DIRECTIONS
Copy every line of the listing below verbatim, from the first line through the last.

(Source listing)

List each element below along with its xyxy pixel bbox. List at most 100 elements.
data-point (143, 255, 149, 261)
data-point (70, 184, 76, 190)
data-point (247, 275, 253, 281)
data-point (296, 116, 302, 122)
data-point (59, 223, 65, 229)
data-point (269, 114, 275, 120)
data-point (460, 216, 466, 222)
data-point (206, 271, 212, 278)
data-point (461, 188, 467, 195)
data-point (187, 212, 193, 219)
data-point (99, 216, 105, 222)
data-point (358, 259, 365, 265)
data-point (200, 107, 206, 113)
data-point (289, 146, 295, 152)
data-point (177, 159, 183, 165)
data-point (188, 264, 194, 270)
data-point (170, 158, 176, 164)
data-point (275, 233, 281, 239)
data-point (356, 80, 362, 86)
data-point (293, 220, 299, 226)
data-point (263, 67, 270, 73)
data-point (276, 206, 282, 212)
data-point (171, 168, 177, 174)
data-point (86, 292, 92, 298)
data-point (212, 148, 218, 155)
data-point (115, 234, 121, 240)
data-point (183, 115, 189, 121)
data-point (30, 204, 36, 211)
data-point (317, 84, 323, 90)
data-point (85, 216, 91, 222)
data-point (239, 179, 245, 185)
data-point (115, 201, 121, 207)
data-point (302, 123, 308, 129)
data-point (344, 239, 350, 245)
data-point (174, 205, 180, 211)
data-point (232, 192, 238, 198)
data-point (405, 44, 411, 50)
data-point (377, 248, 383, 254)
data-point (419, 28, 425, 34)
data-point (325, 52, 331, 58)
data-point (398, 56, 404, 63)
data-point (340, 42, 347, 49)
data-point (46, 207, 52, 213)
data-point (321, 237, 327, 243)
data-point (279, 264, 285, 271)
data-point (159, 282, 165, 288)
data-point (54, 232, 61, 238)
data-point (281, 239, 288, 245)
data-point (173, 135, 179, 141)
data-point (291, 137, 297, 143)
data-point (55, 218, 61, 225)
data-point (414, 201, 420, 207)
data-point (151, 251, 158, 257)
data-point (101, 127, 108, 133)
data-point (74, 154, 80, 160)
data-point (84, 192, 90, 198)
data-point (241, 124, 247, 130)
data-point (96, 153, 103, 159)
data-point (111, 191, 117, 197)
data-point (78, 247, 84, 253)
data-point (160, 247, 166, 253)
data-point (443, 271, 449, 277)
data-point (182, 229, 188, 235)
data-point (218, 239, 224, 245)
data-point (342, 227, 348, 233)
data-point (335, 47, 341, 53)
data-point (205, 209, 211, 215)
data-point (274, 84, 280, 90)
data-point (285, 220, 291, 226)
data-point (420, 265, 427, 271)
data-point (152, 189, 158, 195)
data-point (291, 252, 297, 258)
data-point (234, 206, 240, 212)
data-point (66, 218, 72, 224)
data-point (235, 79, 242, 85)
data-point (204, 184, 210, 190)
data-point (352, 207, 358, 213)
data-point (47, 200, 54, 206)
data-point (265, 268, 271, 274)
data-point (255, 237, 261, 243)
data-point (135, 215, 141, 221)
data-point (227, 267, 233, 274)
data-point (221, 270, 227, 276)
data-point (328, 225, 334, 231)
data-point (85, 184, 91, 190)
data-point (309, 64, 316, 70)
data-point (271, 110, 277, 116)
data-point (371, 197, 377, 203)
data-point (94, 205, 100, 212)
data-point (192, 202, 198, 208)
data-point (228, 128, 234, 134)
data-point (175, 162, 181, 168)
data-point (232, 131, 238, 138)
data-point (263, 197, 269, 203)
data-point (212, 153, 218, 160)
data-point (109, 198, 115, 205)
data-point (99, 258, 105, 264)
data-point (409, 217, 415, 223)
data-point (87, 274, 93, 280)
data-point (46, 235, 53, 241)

IN RESPONSE
List each element below along with its xyxy pixel bbox. List at most 100 elements.
data-point (143, 255, 149, 261)
data-point (70, 184, 76, 190)
data-point (247, 275, 253, 281)
data-point (296, 116, 302, 122)
data-point (59, 223, 65, 229)
data-point (269, 114, 275, 120)
data-point (460, 216, 466, 222)
data-point (206, 271, 212, 278)
data-point (461, 188, 467, 195)
data-point (187, 212, 193, 219)
data-point (99, 216, 105, 222)
data-point (358, 259, 365, 265)
data-point (200, 107, 206, 113)
data-point (289, 146, 295, 152)
data-point (177, 159, 183, 165)
data-point (188, 264, 194, 270)
data-point (170, 158, 176, 164)
data-point (275, 233, 281, 239)
data-point (356, 80, 362, 86)
data-point (293, 220, 299, 226)
data-point (263, 67, 270, 73)
data-point (276, 206, 282, 212)
data-point (171, 168, 177, 174)
data-point (86, 292, 92, 298)
data-point (212, 148, 218, 155)
data-point (115, 234, 121, 240)
data-point (183, 115, 189, 121)
data-point (30, 204, 36, 211)
data-point (317, 84, 323, 90)
data-point (85, 216, 91, 222)
data-point (239, 179, 245, 185)
data-point (115, 201, 121, 207)
data-point (302, 123, 308, 129)
data-point (344, 239, 350, 245)
data-point (174, 205, 180, 211)
data-point (232, 192, 238, 198)
data-point (405, 44, 411, 50)
data-point (377, 248, 383, 254)
data-point (419, 28, 425, 34)
data-point (325, 52, 331, 58)
data-point (398, 56, 404, 63)
data-point (340, 42, 347, 49)
data-point (46, 207, 52, 213)
data-point (321, 237, 327, 243)
data-point (279, 264, 285, 271)
data-point (159, 282, 165, 288)
data-point (54, 232, 61, 238)
data-point (281, 239, 288, 245)
data-point (173, 135, 179, 141)
data-point (291, 137, 297, 143)
data-point (55, 218, 61, 225)
data-point (414, 201, 420, 207)
data-point (151, 251, 158, 257)
data-point (101, 127, 108, 133)
data-point (74, 154, 80, 160)
data-point (84, 192, 90, 198)
data-point (241, 124, 247, 130)
data-point (96, 153, 103, 159)
data-point (111, 191, 117, 197)
data-point (78, 247, 84, 253)
data-point (160, 247, 166, 253)
data-point (443, 271, 449, 277)
data-point (182, 229, 188, 235)
data-point (218, 239, 224, 245)
data-point (342, 227, 348, 233)
data-point (335, 47, 341, 53)
data-point (205, 209, 211, 215)
data-point (274, 84, 280, 90)
data-point (285, 220, 291, 226)
data-point (420, 265, 427, 271)
data-point (152, 189, 158, 195)
data-point (291, 252, 297, 258)
data-point (234, 206, 240, 212)
data-point (66, 218, 72, 224)
data-point (235, 79, 242, 85)
data-point (204, 184, 210, 190)
data-point (352, 207, 358, 213)
data-point (47, 200, 54, 206)
data-point (265, 268, 271, 274)
data-point (255, 237, 261, 243)
data-point (135, 215, 141, 221)
data-point (227, 267, 233, 274)
data-point (221, 270, 227, 276)
data-point (328, 225, 334, 231)
data-point (85, 184, 91, 190)
data-point (309, 64, 316, 70)
data-point (271, 110, 277, 116)
data-point (371, 197, 377, 203)
data-point (94, 205, 100, 212)
data-point (192, 202, 198, 208)
data-point (228, 128, 234, 134)
data-point (175, 162, 181, 168)
data-point (232, 131, 238, 138)
data-point (263, 197, 269, 203)
data-point (212, 153, 218, 160)
data-point (109, 198, 115, 205)
data-point (99, 258, 105, 264)
data-point (409, 217, 415, 223)
data-point (87, 274, 93, 280)
data-point (46, 235, 53, 241)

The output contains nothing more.